◆ **INSTRUCTIONS FOR THE TASK**
From the entries below, tally how many lines contain "SETTINGS" and report only that figure.

Dataset records
————————
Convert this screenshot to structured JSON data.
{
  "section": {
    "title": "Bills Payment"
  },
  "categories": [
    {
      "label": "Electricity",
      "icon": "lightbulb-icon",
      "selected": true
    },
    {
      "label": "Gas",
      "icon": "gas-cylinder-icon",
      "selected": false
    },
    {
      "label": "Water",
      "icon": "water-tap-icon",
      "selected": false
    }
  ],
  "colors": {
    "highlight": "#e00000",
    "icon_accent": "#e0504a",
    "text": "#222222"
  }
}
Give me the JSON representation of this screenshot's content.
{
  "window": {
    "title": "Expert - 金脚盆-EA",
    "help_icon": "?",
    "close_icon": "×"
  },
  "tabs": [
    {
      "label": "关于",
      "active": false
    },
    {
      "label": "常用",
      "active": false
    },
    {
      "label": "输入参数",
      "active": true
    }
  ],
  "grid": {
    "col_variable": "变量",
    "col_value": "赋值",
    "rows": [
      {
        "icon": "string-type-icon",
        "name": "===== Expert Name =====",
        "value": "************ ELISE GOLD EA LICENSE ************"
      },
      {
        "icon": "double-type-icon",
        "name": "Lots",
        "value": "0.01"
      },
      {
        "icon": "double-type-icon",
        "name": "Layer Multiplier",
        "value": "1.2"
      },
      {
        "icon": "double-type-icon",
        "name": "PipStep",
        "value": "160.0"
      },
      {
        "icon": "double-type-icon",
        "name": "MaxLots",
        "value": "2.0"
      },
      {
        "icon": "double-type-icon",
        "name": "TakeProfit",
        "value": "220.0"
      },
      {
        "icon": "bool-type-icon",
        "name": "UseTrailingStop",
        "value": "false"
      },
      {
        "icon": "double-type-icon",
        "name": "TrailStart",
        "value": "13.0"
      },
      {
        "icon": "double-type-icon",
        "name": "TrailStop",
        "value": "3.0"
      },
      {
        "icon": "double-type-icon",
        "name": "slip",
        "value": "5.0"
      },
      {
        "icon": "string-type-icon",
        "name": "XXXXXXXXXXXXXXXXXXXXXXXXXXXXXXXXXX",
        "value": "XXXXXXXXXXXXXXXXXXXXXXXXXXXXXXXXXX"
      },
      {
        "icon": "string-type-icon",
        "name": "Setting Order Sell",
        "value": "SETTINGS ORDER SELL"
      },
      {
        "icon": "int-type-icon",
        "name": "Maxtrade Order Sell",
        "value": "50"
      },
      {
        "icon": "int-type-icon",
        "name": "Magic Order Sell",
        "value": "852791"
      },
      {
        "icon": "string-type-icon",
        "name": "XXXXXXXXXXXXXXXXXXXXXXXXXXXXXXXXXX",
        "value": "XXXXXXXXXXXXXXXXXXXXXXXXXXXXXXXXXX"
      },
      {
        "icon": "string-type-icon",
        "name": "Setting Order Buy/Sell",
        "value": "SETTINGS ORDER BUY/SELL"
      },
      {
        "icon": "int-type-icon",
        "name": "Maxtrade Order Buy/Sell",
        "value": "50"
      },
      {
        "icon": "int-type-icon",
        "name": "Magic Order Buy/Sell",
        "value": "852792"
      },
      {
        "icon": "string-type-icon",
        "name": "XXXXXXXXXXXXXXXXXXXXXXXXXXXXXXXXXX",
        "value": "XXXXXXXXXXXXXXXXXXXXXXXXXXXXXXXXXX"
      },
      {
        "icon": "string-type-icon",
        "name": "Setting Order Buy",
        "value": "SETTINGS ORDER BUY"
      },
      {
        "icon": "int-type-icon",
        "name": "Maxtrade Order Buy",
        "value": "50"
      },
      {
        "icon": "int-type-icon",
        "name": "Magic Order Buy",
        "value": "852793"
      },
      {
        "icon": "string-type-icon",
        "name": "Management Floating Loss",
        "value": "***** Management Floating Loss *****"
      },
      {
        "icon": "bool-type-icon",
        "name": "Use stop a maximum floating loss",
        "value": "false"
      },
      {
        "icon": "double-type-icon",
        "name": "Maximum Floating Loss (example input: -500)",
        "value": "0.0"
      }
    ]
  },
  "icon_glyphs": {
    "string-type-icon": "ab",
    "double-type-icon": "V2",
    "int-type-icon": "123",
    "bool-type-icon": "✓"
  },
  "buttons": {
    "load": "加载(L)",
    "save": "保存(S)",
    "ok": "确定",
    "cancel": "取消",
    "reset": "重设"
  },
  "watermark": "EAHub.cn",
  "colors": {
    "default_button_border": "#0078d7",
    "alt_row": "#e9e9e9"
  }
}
————————
◆ **ANSWER FOR THIS EXERCISE**
3